** start of DATASET **
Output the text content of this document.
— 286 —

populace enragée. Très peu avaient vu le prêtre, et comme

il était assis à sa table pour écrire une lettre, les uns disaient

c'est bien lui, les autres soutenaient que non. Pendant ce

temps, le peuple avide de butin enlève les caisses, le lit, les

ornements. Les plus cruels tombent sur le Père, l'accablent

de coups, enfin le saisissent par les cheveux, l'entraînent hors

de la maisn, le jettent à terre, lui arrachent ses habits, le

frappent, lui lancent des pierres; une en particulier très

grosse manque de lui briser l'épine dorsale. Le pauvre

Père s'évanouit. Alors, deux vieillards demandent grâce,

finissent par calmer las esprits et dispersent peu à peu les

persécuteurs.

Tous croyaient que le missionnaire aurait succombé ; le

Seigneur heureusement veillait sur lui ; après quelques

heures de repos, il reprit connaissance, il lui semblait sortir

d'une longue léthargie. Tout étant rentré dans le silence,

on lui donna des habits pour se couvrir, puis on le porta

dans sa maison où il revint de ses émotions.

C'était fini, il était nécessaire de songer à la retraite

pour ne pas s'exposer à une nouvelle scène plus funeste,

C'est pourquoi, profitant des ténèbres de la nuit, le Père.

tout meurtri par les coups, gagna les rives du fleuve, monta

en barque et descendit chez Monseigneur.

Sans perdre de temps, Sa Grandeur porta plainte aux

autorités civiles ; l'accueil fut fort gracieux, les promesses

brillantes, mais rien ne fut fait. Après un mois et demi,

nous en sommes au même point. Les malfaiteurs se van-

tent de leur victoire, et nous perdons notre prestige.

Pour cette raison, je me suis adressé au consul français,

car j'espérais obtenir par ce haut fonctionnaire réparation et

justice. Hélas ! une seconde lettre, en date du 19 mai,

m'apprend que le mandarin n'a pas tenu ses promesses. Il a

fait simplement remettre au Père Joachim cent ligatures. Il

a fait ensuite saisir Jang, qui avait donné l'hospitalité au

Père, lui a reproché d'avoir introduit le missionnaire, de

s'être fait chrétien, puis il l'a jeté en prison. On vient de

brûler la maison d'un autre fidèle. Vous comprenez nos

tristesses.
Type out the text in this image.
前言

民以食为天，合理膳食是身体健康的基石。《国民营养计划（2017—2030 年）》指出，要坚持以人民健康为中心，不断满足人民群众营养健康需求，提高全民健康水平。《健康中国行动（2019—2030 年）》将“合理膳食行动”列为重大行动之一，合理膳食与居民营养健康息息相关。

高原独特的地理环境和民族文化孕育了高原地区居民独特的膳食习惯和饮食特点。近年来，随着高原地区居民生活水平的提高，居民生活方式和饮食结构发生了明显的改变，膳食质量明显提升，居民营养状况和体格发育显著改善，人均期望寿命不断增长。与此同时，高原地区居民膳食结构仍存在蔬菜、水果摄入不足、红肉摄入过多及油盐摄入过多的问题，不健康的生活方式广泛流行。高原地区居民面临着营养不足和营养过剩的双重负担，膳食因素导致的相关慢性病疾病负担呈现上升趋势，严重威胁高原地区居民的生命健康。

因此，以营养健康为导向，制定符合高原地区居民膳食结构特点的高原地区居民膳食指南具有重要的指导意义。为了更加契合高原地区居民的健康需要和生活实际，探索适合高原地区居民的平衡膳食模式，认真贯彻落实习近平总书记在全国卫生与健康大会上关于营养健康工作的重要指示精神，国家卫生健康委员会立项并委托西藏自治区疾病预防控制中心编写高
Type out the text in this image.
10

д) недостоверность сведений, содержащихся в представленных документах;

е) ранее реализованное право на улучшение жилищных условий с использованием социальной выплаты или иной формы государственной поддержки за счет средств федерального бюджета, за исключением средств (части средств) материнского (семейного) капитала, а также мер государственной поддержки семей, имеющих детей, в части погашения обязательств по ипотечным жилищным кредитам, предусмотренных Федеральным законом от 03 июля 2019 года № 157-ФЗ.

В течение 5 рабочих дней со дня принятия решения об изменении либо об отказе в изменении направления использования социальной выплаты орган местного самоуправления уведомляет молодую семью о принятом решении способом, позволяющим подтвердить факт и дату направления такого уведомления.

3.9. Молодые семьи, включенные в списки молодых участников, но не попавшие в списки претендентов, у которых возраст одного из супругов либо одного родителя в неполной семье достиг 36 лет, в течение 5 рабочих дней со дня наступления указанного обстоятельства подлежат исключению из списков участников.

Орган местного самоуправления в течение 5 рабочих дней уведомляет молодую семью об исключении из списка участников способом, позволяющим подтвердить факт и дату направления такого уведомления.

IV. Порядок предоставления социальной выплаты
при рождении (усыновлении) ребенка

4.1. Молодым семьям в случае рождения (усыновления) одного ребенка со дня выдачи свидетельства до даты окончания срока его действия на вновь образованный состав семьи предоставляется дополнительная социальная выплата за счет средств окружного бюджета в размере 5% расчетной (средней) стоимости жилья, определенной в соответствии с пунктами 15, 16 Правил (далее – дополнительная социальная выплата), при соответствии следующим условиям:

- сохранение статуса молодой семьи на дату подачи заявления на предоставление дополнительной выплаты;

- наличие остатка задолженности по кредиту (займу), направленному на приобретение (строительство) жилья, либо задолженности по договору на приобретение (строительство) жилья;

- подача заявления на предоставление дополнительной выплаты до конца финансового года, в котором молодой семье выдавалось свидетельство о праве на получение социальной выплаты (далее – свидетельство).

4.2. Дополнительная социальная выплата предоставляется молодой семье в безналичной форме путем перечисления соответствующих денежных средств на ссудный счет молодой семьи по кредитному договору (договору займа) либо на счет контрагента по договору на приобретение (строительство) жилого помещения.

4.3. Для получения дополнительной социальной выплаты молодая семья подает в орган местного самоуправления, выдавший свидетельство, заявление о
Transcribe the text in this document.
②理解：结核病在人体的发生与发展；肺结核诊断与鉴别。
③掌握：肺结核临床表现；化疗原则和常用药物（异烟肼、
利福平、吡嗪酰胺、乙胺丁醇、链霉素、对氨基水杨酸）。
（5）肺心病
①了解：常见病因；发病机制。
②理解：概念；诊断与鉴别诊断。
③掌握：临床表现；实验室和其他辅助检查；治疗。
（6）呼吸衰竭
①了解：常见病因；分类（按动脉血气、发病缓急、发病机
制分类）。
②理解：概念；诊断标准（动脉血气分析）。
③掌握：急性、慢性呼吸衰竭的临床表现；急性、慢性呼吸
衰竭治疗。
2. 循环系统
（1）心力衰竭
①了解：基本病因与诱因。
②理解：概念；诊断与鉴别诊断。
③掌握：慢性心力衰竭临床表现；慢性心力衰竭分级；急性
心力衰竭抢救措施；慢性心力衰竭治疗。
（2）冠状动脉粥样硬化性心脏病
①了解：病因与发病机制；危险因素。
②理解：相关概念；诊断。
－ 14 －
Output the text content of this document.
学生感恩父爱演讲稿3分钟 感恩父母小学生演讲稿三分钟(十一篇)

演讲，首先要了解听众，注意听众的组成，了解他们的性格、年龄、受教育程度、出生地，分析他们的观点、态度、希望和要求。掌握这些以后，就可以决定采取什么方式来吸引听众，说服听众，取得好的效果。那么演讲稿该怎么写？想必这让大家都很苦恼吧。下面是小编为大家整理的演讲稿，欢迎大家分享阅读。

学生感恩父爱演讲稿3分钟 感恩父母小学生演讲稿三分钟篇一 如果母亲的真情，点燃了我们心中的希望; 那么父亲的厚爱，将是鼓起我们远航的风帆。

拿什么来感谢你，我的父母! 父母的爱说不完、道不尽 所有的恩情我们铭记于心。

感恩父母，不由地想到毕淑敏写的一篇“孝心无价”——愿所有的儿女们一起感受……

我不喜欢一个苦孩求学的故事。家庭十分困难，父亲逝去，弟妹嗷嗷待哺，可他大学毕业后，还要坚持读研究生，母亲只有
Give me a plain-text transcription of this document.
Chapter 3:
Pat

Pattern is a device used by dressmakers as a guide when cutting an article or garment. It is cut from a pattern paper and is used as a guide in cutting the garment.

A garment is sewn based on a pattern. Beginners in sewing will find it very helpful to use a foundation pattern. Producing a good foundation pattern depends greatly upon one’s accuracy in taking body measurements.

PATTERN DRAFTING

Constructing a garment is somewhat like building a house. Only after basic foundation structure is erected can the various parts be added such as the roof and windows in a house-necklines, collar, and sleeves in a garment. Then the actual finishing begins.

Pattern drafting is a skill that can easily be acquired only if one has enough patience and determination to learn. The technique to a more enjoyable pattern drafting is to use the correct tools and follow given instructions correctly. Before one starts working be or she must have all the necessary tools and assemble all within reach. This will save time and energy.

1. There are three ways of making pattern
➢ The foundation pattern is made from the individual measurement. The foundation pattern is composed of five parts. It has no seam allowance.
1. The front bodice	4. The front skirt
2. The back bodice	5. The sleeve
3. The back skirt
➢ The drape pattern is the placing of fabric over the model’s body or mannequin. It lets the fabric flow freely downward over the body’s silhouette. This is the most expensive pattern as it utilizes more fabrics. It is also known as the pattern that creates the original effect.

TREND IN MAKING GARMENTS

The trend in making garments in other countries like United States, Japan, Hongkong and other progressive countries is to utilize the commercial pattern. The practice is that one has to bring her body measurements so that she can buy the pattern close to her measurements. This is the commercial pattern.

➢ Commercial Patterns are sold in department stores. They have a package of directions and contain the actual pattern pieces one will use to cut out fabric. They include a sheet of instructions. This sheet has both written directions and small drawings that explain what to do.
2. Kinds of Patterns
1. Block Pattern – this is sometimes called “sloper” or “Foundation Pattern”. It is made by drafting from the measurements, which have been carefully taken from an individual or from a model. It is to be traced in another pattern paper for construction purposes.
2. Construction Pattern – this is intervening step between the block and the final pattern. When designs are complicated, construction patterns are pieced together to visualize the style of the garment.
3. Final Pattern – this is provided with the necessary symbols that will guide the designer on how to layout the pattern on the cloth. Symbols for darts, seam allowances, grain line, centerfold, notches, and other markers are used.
** end of DATASET **
### WRITTEN INSTRUCTION
Search the preceding listing for the word "дату" and pull out every line that holds it.

### ANSWER TO THIS EXERCISE
В течение 5 рабочих дней со дня принятия решения об изменении либо об отказе в изменении направления использования социальной выплаты орган местного самоуправления уведомляет молодую семью о принятом решении способом, позволяющим подтвердить факт и дату направления такого уведомления.
Орган местного самоуправления в течение 5 рабочих дней уведомляет молодую семью об исключении из списка участников способом, позволяющим подтвердить факт и дату направления такого уведомления.
- сохранение статуса молодой семьи на дату подачи заявления на предоставление дополнительной выплаты;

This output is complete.